Stored data entries

'''

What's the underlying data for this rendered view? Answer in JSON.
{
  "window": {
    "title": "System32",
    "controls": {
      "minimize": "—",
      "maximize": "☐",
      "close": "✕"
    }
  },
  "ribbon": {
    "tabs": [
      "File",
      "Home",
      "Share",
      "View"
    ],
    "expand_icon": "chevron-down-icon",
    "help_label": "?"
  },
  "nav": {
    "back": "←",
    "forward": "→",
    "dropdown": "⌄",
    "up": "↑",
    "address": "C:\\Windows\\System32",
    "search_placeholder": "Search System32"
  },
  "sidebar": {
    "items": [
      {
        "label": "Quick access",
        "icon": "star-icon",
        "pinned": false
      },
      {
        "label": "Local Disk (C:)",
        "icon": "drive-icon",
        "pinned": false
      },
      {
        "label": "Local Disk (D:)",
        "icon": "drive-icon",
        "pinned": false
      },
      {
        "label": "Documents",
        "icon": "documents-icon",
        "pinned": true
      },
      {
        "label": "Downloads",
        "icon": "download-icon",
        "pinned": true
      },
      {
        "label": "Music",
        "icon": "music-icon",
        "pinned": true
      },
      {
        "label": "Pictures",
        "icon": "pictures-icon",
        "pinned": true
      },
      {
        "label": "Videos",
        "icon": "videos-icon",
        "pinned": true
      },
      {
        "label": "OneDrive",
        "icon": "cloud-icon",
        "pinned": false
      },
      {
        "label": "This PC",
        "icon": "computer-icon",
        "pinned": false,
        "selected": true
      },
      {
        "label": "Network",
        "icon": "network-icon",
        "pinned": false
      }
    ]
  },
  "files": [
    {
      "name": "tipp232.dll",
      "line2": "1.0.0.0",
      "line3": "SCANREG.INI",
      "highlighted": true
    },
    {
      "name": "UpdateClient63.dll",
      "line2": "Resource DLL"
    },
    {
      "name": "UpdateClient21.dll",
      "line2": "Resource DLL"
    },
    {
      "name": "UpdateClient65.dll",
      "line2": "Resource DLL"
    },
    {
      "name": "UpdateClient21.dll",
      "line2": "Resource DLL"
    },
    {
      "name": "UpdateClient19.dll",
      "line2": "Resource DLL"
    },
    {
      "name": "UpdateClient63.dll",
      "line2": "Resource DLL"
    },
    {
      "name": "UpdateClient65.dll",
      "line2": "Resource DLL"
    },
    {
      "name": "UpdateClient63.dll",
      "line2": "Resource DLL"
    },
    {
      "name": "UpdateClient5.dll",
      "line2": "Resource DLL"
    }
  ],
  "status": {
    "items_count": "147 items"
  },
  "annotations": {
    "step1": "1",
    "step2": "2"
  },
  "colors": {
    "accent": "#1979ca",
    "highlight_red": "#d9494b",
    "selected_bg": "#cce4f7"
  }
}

'''

** PROBLEM DETAILS **
Report only how many lines in the records contain the word "Local".

** WRITTEN SOLUTION **
2